(begin)

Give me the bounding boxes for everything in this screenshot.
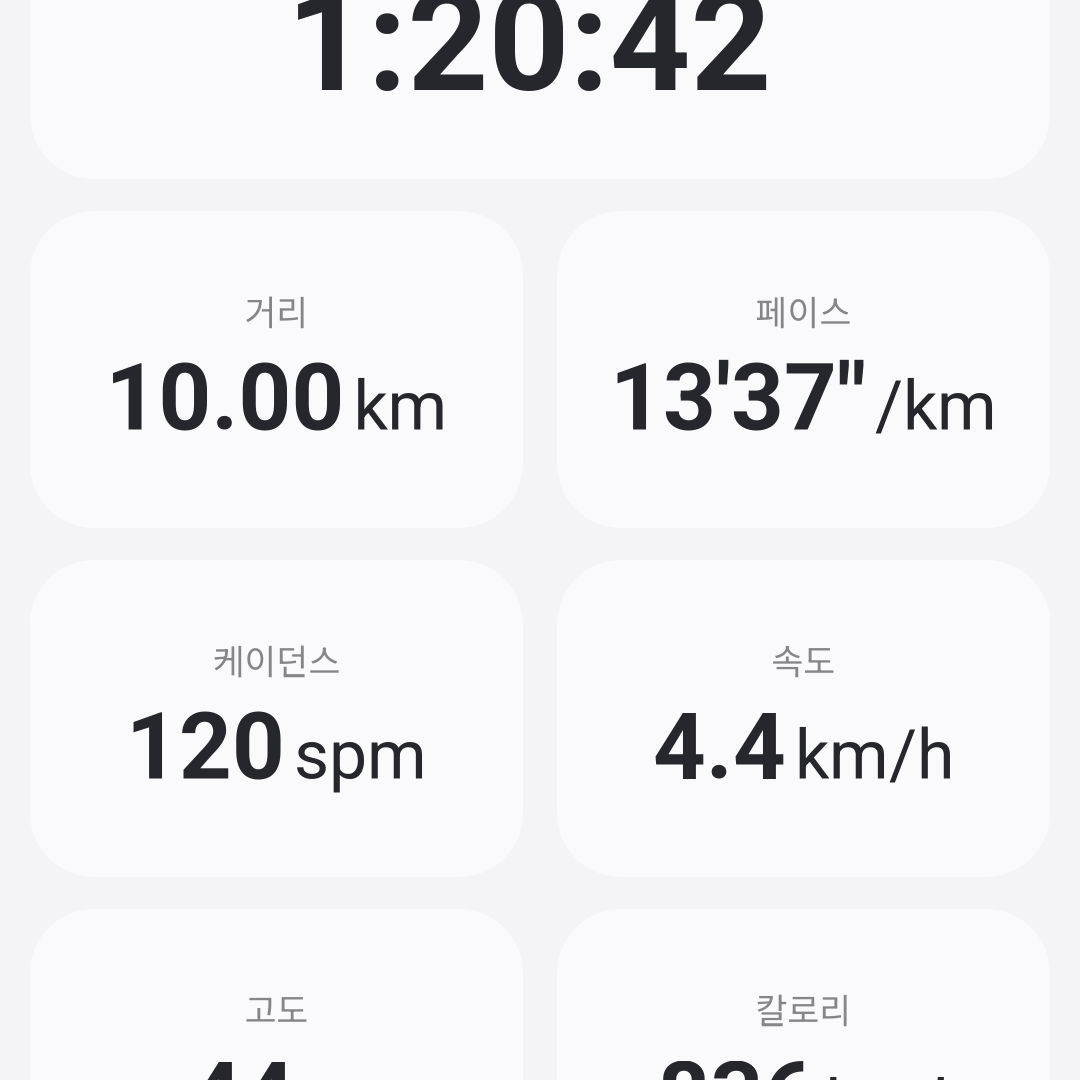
- staticText: /km: [875, 366, 997, 446]
- staticText: 836: [658, 1042, 816, 1080]
- staticText: 120: [126, 693, 285, 801]
- staticText: 44: [189, 1042, 295, 1080]
- staticText: 1:20:42: [286, 0, 772, 125]
- staticText: km/h: [795, 716, 954, 795]
- staticText: 케이던스: [212, 634, 340, 684]
- staticText: 고도: [244, 983, 308, 1033]
- staticText: 페이스: [756, 285, 852, 335]
- button[interactable]: 거리: [30, 211, 523, 528]
- staticText: spm: [294, 716, 427, 795]
- staticText: km: [354, 366, 448, 446]
- button[interactable]: 페이스: [557, 211, 1050, 528]
- staticText: 속도: [772, 634, 836, 684]
- button[interactable]: 케이던스: [30, 560, 523, 877]
- staticText: 4.4: [653, 693, 786, 801]
- staticText: 10.00: [106, 344, 344, 452]
- staticText: kcal: [826, 1064, 950, 1080]
- staticText: 칼로리: [756, 983, 852, 1033]
- staticText: 거리: [244, 285, 308, 335]
- button[interactable]: 칼로리: [557, 909, 1050, 1080]
- button[interactable]: 속도: [557, 560, 1050, 877]
- staticText: 13'37": [610, 344, 866, 452]
- button[interactable]: 고도: [30, 909, 523, 1080]
- button[interactable]: 1:20:42: [30, 0, 1050, 179]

(end)

### Problem details
Return every line of the rows above as it stands, leaving out the pictures.

### Problem solution
Give me the bounding boxes for everything in this screenshot.
- staticText: /km: [875, 366, 997, 446]
- staticText: 836: [658, 1042, 816, 1080]
- staticText: 120: [126, 693, 285, 801]
- staticText: 44: [189, 1042, 295, 1080]
- staticText: 1:20:42: [286, 0, 772, 125]
- staticText: km/h: [795, 716, 954, 795]
- staticText: 케이던스: [212, 634, 340, 684]
- staticText: 고도: [244, 983, 308, 1033]
- staticText: 페이스: [756, 285, 852, 335]
- button[interactable]: 거리: [30, 211, 523, 528]
- staticText: spm: [294, 716, 427, 795]
- staticText: km: [354, 366, 448, 446]
- button[interactable]: 페이스: [557, 211, 1050, 528]
- staticText: 속도: [772, 634, 836, 684]
- button[interactable]: 케이던스: [30, 560, 523, 877]
- staticText: 4.4: [653, 693, 786, 801]
- staticText: 10.00: [106, 344, 344, 452]
- staticText: kcal: [826, 1064, 950, 1080]
- staticText: 칼로리: [756, 983, 852, 1033]
- staticText: 거리: [244, 285, 308, 335]
- button[interactable]: 칼로리: [557, 909, 1050, 1080]
- button[interactable]: 속도: [557, 560, 1050, 877]
- staticText: 13'37": [610, 344, 866, 452]
- button[interactable]: 고도: [30, 909, 523, 1080]
- button[interactable]: 1:20:42: [30, 0, 1050, 179]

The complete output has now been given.